══ DATA IN THIS EXERCISE

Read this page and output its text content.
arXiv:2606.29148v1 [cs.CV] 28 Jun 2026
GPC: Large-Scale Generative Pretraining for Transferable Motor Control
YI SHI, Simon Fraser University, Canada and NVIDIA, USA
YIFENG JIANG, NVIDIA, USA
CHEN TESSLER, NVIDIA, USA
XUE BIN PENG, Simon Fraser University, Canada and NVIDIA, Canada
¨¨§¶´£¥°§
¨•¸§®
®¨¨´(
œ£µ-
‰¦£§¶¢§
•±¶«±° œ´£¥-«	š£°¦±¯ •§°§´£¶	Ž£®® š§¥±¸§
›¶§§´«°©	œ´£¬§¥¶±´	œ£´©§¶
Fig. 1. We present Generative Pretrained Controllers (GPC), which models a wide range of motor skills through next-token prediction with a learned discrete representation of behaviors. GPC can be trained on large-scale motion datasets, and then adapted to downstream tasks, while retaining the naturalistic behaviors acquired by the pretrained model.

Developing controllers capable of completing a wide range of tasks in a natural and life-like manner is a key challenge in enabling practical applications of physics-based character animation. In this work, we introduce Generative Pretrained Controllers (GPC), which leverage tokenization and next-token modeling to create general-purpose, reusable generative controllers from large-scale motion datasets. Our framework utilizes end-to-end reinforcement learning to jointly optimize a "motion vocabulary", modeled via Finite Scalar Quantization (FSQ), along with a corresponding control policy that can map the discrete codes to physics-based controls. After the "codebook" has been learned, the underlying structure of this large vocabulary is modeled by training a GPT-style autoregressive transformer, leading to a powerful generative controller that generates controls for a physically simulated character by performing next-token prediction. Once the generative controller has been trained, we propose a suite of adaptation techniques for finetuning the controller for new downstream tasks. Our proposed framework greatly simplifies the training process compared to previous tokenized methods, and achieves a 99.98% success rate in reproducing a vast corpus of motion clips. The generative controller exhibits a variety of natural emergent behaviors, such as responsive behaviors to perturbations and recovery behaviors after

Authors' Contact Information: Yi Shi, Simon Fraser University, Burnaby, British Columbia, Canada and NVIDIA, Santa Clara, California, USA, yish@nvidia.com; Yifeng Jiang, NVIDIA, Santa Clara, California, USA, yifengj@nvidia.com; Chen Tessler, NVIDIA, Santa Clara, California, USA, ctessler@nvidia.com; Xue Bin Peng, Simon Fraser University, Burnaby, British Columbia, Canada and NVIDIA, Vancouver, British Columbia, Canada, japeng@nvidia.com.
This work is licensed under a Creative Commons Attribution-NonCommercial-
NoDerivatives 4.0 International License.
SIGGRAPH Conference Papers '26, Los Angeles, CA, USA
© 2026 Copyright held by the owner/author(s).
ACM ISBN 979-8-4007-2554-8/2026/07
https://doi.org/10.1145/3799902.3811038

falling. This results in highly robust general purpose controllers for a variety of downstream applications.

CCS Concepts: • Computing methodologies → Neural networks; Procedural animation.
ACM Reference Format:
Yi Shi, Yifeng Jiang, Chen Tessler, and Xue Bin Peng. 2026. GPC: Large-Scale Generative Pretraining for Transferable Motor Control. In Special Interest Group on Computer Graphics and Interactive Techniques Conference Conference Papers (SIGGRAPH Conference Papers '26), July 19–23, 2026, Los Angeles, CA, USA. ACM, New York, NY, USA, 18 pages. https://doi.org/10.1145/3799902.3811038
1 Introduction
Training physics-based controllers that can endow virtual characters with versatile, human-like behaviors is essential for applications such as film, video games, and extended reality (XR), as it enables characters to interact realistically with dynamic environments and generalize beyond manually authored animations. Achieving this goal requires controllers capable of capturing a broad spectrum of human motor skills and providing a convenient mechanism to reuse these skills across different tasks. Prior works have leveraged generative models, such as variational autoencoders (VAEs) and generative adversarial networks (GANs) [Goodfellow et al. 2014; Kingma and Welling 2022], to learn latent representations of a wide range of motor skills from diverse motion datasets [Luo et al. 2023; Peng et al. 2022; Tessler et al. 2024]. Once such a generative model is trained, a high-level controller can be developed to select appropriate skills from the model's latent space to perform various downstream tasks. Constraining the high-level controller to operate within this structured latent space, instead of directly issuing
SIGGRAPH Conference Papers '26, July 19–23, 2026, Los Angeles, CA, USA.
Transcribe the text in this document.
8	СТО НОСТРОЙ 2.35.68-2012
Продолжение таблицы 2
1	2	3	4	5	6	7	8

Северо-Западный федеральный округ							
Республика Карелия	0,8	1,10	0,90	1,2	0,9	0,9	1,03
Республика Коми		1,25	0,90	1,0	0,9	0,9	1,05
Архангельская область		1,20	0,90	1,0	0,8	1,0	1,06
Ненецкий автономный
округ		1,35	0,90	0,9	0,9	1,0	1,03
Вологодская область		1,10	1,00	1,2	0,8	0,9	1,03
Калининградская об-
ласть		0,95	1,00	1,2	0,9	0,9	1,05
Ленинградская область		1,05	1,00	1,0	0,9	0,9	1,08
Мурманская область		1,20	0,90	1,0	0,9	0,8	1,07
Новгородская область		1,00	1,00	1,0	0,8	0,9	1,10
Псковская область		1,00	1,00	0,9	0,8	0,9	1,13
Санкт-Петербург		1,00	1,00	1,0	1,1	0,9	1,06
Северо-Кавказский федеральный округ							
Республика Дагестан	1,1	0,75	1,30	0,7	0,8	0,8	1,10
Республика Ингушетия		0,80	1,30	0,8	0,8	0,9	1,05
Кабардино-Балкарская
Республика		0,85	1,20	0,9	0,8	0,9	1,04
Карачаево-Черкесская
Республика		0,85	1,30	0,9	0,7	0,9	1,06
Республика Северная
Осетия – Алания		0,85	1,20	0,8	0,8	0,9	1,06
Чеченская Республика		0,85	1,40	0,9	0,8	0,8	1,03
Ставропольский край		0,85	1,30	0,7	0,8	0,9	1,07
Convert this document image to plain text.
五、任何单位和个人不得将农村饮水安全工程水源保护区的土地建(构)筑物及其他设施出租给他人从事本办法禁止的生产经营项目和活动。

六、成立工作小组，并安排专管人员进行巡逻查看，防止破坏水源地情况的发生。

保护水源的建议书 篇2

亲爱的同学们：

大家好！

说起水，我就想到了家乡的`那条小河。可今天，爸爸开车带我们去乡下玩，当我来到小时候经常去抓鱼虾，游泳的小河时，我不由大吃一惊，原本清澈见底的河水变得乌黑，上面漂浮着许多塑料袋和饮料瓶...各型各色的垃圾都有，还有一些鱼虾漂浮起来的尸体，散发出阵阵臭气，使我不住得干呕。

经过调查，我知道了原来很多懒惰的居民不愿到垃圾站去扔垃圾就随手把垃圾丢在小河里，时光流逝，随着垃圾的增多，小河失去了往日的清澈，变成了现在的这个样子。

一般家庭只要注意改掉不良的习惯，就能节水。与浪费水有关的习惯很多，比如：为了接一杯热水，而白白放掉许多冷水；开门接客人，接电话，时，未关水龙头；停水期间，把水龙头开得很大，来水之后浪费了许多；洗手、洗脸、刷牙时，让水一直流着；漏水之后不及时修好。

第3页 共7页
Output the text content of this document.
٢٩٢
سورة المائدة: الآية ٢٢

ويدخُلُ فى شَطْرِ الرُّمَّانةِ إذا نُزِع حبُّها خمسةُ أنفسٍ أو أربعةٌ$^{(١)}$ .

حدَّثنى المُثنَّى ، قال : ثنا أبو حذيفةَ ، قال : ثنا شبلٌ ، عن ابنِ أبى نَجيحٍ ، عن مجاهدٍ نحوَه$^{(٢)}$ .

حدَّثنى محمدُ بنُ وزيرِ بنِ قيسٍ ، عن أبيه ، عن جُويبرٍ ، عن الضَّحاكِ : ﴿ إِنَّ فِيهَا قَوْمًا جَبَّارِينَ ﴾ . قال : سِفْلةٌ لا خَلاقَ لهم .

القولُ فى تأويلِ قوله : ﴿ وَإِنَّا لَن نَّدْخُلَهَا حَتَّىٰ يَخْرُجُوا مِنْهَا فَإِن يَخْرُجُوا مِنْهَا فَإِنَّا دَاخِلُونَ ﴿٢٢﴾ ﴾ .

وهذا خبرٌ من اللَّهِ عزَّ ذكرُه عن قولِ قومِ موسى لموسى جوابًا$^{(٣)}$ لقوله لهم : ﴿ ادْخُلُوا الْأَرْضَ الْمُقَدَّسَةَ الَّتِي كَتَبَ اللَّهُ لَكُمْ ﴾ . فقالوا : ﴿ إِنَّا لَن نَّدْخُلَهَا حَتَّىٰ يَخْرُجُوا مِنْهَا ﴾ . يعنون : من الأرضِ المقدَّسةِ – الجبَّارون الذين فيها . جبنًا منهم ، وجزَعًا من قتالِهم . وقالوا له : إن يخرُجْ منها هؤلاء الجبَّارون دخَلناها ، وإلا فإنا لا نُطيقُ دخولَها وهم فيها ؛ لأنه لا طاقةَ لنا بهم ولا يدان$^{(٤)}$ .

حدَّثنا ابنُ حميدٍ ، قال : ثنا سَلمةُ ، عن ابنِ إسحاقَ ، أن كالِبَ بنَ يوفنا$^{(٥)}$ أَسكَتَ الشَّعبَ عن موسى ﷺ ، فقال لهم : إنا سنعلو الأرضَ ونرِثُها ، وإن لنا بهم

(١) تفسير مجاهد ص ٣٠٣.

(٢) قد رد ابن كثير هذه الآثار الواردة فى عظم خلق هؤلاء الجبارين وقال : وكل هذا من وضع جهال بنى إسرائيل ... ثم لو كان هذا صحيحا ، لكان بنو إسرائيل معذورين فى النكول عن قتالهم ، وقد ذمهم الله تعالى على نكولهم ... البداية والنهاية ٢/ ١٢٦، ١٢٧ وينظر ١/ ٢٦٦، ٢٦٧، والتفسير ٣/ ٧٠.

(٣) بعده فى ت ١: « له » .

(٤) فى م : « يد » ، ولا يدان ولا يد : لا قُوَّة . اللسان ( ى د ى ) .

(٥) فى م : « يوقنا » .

════

(TASK STATEMENT)
Identify every line where the string "skills" appears.

(TASK RESULT)
Fig. 1. We present Generative Pretrained Controllers (GPC), which models a wide range of motor skills through next-token prediction with a learned discrete representation of behaviors. GPC can be trained on large-scale motion datasets, and then adapted to downstream tasks, while retaining the naturalistic behaviors acquired by the pretrained model.
Training physics-based controllers that can endow virtual characters with versatile, human-like behaviors is essential for applications such as film, video games, and extended reality (XR), as it enables characters to interact realistically with dynamic environments and generalize beyond manually authored animations. Achieving this goal requires controllers capable of capturing a broad spectrum of human motor skills and providing a convenient mechanism to reuse these skills across different tasks. Prior works have leveraged generative models, such as variational autoencoders (VAEs) and generative adversarial networks (GANs) [Goodfellow et al. 2014; Kingma and Welling 2022], to learn latent representations of a wide range of motor skills from diverse motion datasets [Luo et al. 2023; Peng et al. 2022; Tessler et al. 2024]. Once such a generative model is trained, a high-level controller can be developed to select appropriate skills from the model's latent space to perform various downstream tasks. Constraining the high-level controller to operate within this structured latent space, instead of directly issuing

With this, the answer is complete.